(Extract provided)
(begin)

= 3rd General Assembly of Nova Scotia =

A writ for the election of the 3rd General Assembly of Nova Scotia was issued on February 28, 1761. The assembly convened on July 1, 1761, held six sessions, and was dissolved on January 30, 1765.

==Sessions==
Dates of specific sessions are under research.

==Governor and Council==
- Administrator: Jonathan Belcher continued to serve as acting governor until named Lt. Gov.
- Governor: Henry Ellis named November 21, 1761, never served, Lt. Governors served in his name.
- Lieutenant Governor:
  - Jonathan Belcher named November 21, 1761
  - Montague Wilmot named 14 March 1763, arrived September 26, 1763
- Governor: Montague Wilmot named May 31, 1764
- Lieutenant Governor: vacant?

The members of the Council are currently under research.

==House of Assembly==

===Officers===
- Speaker of the House: William Nesbitt of Halifax County
- Clerk of the House:
  - Archibald Hinshelwood of Lunenburg County to 1764.
  - Isaac Deschamps of Falmouth Township from 1764.

===Division of seats===
Cumberland County and Cumberland Township lost their 4 seats, and 6 new seats were created for Cornwallis,
Falmouth and Liverpool Townships, for a total of 24 seats. Onslow and Truro Townships were granted 4 new seats for the second session, for a total of 28. Truro failed to elect its members.

(end)

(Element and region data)

(begin)

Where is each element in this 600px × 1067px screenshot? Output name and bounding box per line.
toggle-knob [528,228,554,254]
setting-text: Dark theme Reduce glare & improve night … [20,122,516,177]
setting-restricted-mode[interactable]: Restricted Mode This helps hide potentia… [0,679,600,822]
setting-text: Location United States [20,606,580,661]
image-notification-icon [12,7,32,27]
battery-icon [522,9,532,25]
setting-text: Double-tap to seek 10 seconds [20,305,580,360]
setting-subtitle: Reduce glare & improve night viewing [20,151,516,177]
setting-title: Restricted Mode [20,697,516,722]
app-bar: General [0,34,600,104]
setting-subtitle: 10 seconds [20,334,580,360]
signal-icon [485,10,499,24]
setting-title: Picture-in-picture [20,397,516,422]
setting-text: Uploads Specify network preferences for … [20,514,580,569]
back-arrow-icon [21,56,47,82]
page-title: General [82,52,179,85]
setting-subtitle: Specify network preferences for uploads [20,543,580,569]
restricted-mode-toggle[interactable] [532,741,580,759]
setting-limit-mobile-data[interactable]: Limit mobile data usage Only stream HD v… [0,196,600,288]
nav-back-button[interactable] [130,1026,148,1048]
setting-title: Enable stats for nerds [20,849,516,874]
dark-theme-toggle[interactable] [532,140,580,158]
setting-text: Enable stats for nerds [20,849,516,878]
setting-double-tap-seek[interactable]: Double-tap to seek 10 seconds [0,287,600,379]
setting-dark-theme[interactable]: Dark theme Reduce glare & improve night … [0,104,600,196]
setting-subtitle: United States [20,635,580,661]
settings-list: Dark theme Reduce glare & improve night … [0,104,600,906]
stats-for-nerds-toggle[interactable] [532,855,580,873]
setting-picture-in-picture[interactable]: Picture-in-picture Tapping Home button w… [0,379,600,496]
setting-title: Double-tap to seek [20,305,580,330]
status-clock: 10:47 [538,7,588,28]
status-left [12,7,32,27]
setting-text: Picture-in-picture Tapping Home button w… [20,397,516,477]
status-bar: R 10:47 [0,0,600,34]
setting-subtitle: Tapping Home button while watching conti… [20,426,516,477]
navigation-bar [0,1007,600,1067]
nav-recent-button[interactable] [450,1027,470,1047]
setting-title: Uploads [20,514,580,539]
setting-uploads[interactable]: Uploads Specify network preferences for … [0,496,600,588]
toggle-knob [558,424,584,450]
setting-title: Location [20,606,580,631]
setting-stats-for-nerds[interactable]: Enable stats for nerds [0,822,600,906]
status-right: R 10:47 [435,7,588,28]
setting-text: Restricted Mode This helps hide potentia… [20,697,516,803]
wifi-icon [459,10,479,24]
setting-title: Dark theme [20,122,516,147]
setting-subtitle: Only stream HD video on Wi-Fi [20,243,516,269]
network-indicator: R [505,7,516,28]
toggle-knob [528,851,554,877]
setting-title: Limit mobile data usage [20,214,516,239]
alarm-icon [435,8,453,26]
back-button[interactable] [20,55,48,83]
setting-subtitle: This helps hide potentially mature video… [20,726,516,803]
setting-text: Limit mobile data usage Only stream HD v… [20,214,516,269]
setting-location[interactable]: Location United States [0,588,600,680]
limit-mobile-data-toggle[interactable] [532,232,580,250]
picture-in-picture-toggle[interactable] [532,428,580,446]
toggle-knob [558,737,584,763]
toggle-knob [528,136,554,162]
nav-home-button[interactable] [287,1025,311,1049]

(end)

(Given instruction) Please quote the part of the article on the 3rd General Assembly of Nova Scotia that opens with the words containing "A writ for the" and closes with "are under research.".

(Task answer)
A writ for the election of the 3rd General Assembly of Nova Scotia was issued on February 28, 1761. The assembly convened on July 1, 1761, held six sessions, and was dissolved on January 30, 1765.

==Sessions==
Dates of specific sessions are under research.